- **Exercise prompt**
Count the lines below that include the word "this" and write that number alone.

※ ※ ※

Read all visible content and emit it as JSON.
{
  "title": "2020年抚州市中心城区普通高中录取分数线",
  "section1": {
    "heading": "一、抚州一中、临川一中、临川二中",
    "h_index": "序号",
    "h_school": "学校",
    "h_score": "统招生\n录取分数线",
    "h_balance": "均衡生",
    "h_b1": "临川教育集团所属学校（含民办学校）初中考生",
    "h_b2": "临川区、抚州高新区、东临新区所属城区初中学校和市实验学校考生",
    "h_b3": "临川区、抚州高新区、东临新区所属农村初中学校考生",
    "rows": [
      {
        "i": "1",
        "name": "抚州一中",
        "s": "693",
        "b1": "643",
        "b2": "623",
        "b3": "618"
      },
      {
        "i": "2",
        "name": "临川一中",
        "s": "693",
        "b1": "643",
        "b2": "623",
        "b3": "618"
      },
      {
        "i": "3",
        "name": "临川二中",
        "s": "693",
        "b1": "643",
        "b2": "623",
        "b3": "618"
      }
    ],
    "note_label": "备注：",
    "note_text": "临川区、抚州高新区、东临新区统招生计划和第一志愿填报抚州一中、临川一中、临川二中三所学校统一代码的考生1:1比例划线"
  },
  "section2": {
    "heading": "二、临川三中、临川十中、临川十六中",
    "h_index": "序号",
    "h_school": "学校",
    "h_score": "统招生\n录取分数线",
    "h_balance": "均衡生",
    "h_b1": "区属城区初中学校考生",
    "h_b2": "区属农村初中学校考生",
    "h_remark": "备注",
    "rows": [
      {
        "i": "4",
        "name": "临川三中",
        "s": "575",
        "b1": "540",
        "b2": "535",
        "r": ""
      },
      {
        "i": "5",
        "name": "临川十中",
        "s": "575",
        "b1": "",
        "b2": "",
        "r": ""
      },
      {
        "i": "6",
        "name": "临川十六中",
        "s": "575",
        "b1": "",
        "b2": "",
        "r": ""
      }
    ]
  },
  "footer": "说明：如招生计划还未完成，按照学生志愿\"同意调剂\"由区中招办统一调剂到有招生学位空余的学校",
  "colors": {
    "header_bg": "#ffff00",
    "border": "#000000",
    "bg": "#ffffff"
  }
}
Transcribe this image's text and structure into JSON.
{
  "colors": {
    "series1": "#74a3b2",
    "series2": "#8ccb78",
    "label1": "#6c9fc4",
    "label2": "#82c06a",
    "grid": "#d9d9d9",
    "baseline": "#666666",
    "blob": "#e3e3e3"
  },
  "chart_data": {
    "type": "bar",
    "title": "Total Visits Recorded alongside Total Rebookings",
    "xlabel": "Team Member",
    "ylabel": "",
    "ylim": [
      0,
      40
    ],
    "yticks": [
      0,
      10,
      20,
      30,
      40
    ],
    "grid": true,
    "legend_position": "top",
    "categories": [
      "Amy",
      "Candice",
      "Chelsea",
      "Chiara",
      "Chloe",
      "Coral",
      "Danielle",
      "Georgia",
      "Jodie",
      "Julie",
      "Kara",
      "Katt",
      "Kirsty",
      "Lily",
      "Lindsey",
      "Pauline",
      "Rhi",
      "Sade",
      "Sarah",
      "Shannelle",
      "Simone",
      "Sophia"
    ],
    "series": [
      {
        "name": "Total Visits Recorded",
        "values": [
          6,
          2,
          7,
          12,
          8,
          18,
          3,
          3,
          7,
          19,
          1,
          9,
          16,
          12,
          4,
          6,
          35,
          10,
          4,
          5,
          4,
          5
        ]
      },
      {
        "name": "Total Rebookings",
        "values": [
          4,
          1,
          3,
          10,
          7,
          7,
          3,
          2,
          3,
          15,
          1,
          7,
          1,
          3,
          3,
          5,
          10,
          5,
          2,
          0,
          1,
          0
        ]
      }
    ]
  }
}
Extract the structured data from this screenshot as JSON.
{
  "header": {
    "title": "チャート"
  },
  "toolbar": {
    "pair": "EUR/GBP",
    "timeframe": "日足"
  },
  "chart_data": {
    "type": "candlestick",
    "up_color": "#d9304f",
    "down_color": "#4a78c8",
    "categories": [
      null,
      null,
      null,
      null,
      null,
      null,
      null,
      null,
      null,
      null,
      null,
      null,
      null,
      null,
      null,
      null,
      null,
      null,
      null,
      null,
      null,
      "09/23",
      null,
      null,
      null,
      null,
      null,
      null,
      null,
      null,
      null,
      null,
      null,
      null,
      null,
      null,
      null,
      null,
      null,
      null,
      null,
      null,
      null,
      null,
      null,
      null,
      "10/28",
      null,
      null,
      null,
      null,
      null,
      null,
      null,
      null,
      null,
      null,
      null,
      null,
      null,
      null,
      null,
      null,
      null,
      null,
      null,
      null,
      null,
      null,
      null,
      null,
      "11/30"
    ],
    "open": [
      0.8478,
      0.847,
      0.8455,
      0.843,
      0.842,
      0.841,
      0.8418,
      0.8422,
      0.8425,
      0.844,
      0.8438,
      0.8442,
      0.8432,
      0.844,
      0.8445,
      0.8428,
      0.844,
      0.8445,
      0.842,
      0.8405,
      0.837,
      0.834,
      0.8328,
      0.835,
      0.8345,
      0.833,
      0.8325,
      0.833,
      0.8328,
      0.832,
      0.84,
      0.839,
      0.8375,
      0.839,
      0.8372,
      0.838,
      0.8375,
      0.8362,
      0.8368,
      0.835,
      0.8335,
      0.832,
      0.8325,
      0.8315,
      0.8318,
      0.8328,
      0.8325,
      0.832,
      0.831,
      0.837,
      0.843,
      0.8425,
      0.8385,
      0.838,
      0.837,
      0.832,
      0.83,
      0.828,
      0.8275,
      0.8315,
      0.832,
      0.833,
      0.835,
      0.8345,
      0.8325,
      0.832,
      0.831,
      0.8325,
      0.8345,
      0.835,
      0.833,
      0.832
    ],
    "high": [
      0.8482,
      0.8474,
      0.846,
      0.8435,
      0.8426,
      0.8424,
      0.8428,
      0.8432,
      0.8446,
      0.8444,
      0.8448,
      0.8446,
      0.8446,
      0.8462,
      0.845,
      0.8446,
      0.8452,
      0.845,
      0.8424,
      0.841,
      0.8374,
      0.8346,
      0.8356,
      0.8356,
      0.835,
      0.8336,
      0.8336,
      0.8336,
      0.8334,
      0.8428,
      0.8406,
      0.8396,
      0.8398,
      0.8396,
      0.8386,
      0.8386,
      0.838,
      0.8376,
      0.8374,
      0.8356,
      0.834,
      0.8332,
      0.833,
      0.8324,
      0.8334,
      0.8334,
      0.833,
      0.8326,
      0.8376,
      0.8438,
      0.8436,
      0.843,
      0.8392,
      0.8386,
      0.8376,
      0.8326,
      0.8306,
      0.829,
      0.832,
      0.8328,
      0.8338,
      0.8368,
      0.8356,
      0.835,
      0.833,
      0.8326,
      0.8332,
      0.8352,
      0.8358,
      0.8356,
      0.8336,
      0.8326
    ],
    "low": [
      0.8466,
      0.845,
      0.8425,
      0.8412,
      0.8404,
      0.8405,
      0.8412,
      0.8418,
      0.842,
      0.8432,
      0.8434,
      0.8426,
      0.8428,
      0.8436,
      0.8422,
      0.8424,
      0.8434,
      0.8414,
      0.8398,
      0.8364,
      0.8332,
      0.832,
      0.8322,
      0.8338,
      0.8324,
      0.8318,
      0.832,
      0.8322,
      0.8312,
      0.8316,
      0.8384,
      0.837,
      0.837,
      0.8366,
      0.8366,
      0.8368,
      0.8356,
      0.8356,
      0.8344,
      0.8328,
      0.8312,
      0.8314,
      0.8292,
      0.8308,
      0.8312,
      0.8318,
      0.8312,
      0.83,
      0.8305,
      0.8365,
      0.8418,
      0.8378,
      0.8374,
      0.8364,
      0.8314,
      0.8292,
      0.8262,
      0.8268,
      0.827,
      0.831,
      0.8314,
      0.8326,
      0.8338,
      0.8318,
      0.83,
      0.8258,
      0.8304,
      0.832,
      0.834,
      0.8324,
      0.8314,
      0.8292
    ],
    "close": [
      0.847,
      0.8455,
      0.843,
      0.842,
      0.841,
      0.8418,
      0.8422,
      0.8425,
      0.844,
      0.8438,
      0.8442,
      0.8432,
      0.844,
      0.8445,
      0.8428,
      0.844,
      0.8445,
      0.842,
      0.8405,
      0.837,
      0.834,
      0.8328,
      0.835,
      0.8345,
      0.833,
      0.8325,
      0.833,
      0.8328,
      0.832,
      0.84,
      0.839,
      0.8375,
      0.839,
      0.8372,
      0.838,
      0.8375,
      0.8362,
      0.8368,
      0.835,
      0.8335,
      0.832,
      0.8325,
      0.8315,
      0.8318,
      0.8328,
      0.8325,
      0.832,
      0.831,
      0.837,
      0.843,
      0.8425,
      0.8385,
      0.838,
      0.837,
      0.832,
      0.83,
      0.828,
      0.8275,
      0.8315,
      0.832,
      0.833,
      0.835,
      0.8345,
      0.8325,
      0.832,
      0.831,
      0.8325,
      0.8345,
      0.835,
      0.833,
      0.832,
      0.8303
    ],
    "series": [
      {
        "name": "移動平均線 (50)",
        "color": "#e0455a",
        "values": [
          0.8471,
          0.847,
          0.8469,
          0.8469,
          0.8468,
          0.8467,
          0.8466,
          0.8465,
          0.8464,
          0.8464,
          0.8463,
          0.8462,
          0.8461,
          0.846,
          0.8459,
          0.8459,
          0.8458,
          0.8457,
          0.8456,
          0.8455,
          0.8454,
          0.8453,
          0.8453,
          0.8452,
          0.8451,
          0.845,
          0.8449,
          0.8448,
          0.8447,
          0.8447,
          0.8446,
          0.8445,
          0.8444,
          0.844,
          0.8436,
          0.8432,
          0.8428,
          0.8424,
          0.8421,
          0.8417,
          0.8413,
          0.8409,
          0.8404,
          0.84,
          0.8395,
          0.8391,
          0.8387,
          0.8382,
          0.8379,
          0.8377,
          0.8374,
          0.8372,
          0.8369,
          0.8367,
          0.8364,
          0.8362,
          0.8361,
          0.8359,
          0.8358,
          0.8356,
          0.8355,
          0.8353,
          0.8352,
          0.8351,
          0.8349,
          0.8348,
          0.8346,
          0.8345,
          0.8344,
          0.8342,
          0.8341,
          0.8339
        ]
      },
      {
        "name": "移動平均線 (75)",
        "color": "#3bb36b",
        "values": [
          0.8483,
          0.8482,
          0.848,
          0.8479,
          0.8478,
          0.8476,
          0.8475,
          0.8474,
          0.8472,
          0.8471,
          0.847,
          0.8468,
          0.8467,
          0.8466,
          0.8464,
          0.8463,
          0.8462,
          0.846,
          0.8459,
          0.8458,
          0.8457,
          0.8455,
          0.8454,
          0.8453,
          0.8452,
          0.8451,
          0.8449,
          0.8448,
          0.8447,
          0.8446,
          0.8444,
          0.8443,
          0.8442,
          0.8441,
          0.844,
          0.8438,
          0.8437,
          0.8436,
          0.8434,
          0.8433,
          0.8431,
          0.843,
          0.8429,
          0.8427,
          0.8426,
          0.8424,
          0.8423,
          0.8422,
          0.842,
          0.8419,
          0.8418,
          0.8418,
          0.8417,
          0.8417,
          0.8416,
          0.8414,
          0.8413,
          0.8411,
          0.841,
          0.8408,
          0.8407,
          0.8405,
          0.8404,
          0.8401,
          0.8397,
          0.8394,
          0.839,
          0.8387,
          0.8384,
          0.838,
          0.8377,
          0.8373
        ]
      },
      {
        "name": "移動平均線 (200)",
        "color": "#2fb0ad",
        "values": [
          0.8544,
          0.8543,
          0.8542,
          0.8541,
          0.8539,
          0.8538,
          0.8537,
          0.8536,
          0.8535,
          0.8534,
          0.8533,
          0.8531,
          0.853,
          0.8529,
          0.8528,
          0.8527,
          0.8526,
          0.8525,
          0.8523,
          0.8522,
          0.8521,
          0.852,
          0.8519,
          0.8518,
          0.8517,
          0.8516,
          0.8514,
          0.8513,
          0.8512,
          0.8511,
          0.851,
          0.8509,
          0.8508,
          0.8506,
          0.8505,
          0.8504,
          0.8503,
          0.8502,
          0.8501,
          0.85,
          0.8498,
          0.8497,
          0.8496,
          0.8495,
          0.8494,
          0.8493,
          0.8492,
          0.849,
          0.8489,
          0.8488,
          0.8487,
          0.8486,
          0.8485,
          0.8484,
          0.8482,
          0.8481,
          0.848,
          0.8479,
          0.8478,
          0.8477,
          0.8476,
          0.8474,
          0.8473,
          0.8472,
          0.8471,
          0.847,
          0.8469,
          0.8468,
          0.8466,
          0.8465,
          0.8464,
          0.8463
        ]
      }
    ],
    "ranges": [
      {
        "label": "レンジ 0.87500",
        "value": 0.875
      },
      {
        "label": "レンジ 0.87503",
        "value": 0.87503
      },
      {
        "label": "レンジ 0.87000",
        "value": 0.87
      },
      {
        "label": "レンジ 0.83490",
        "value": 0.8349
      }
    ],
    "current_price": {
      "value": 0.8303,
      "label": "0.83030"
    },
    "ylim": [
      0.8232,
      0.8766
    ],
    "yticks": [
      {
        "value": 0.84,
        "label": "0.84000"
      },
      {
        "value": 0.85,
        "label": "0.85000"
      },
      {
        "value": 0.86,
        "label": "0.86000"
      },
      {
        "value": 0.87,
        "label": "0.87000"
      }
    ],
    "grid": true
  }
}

※ ※ ※

- **Problem solution**
2